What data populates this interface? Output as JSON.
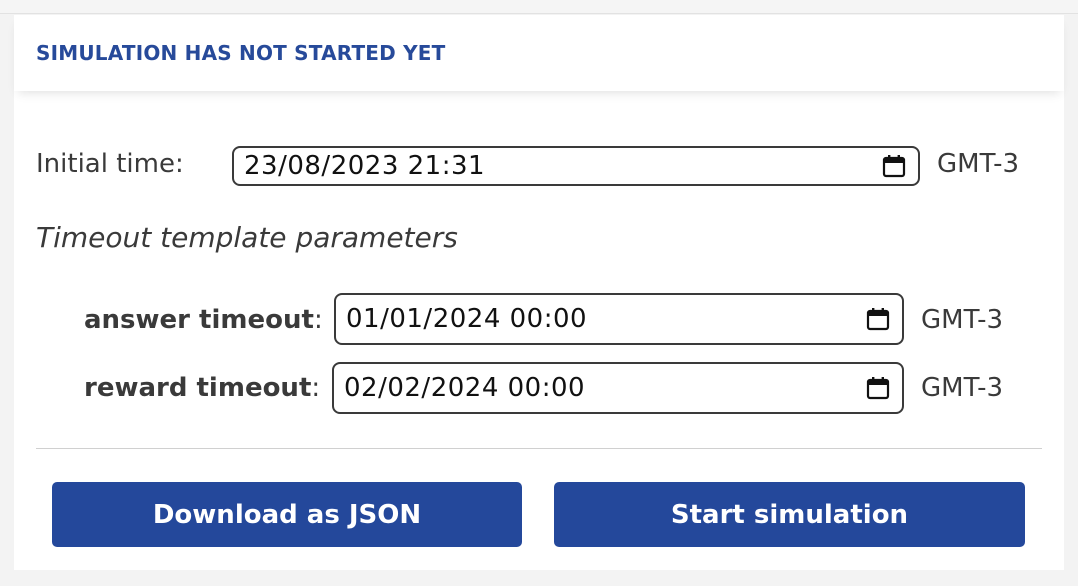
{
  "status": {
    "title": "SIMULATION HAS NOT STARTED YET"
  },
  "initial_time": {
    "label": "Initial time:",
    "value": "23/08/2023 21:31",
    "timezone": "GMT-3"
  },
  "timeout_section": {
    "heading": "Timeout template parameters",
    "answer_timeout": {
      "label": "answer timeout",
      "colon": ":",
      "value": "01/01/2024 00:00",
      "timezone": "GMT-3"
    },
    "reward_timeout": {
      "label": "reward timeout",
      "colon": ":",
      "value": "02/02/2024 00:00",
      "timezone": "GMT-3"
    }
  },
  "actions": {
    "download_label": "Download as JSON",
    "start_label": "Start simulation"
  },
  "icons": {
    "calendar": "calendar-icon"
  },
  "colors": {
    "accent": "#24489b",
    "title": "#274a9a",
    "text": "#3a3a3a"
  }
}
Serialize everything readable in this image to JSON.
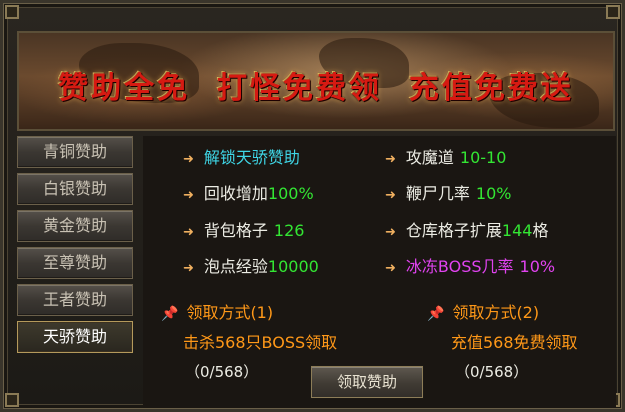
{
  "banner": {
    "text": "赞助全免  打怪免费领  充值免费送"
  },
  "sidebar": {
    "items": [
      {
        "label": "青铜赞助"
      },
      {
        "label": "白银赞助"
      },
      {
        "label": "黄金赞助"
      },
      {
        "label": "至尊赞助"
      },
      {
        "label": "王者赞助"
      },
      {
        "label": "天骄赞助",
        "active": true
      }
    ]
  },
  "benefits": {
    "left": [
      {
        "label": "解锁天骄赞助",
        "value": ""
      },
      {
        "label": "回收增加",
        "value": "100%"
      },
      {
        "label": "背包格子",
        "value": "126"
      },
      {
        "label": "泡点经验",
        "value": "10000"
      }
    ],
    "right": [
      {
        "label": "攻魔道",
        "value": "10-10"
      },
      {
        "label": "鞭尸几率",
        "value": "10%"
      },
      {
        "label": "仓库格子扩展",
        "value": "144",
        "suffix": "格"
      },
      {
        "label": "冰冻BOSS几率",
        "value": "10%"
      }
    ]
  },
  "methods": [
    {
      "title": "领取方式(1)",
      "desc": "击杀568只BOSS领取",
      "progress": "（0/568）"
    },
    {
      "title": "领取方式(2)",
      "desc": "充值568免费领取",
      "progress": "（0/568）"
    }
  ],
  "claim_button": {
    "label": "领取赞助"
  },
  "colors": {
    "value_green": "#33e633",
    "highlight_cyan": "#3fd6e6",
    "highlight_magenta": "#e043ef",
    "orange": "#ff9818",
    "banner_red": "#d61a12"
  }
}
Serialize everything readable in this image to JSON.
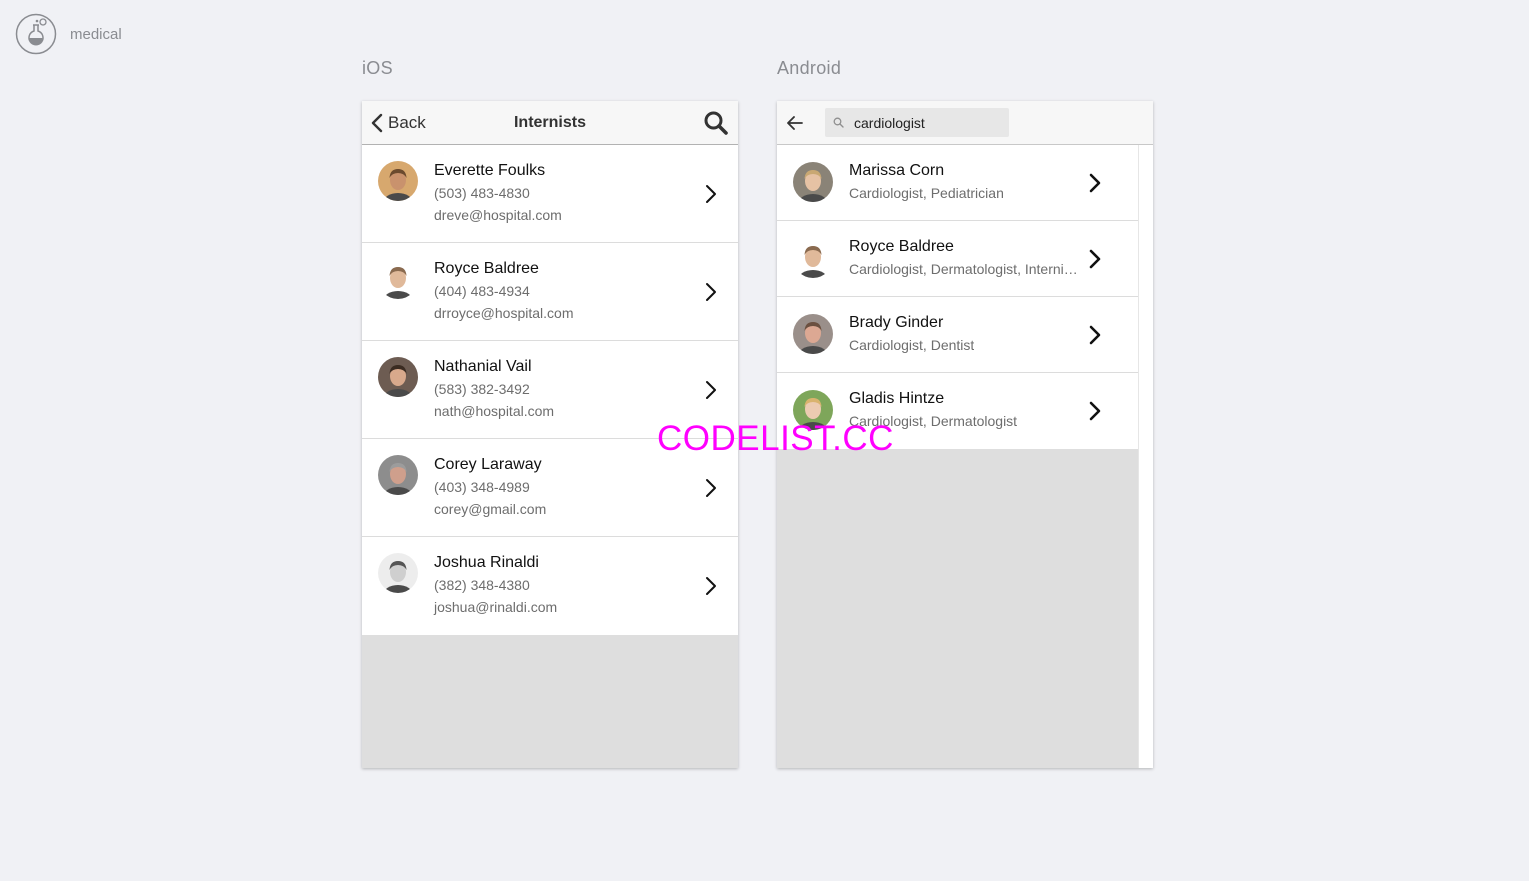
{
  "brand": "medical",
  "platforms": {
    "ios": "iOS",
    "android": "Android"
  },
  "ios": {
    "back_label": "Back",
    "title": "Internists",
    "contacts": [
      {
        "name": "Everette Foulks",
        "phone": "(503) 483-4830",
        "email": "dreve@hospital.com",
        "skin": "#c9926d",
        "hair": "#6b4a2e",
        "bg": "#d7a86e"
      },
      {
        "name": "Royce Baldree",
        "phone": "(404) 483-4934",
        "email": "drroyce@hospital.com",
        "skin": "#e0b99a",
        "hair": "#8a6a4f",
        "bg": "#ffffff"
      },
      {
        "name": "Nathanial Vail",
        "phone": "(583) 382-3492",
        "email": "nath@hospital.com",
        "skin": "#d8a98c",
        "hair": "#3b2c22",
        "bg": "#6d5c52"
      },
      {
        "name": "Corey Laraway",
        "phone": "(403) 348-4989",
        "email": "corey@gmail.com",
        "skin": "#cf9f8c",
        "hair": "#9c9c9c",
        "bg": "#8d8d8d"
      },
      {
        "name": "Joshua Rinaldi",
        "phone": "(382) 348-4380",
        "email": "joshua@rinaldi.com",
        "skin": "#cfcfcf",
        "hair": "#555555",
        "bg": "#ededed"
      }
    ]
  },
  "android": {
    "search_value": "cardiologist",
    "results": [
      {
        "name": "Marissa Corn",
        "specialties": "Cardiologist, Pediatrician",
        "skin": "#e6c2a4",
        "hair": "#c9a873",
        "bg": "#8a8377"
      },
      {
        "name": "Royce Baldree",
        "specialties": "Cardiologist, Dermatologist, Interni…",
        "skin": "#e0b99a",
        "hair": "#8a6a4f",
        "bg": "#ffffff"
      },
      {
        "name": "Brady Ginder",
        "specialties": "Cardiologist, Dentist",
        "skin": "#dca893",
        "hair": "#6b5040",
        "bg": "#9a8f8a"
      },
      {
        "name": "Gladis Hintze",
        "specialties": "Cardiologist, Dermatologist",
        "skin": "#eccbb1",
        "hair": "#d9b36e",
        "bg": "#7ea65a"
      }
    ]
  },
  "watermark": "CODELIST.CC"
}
.....
**Written instruction**
Gather each line in these records that contains the string "hair".

**Task solution**
        "hair": "#6b4a2e",
        "hair": "#8a6a4f",
        "hair": "#3b2c22",
        "hair": "#9c9c9c",
        "hair": "#555555",
        "hair": "#c9a873",
        "hair": "#8a6a4f",
        "hair": "#6b5040",
        "hair": "#d9b36e",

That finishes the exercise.